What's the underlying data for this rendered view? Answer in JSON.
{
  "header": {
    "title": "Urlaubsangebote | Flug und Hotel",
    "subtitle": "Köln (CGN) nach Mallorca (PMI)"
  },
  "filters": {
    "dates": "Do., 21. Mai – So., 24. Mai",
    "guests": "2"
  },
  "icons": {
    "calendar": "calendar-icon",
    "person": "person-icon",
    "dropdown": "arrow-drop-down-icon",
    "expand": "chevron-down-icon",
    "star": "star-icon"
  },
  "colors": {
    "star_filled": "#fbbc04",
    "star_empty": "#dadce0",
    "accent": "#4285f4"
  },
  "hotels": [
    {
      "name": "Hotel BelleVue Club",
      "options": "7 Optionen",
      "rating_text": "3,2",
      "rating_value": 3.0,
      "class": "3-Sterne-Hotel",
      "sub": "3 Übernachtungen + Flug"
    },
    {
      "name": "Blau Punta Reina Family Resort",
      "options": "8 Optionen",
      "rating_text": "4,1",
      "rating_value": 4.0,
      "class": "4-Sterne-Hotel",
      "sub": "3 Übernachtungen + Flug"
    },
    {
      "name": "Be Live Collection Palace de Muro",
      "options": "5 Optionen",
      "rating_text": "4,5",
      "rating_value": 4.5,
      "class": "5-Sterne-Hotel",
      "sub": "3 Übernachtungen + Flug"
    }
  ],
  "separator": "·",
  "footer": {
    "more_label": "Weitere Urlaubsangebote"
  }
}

• • • • •

» **TASK REQUIREMENTS**
Pick out the lines that contain "name" and copy them.

» **FULL OUTPUT**
      "name": "Hotel BelleVue Club",
      "name": "Blau Punta Reina Family Resort",
      "name": "Be Live Collection Palace de Muro",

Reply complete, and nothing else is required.